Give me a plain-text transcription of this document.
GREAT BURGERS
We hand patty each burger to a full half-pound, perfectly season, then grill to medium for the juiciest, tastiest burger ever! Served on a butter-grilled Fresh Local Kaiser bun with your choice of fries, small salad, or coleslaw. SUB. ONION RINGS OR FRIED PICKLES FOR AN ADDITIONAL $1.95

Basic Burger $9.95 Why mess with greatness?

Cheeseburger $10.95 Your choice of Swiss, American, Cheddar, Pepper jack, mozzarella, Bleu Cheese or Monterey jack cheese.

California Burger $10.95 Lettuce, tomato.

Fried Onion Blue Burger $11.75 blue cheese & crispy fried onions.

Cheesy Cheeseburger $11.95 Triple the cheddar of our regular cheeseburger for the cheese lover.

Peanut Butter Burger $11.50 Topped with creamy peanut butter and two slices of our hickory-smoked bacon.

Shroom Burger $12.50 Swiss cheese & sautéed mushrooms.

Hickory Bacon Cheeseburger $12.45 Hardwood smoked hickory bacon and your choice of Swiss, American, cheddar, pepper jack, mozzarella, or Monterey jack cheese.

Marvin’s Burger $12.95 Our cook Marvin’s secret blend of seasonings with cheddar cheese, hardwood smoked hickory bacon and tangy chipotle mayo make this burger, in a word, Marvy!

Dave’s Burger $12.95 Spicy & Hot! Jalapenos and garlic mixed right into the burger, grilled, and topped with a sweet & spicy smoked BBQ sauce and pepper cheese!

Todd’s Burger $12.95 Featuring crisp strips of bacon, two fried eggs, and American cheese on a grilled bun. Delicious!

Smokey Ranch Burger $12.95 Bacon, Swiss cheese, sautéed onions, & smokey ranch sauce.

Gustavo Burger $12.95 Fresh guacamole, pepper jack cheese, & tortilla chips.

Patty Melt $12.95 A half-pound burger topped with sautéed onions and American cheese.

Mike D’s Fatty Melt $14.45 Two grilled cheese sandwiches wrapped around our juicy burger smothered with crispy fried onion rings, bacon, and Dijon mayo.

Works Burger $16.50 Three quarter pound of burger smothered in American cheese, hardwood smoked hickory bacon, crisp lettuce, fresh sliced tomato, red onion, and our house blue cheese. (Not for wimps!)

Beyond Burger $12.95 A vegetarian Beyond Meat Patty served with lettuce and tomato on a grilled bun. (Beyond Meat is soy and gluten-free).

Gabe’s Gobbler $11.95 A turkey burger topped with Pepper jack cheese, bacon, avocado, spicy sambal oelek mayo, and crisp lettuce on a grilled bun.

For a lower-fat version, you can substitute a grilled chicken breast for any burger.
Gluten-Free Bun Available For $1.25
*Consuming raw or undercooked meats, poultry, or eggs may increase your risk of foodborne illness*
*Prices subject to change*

==================================================

> **Problem requirements**
Only a number is wanted: how many lines of the material include the word "Melt".

> **The result**
2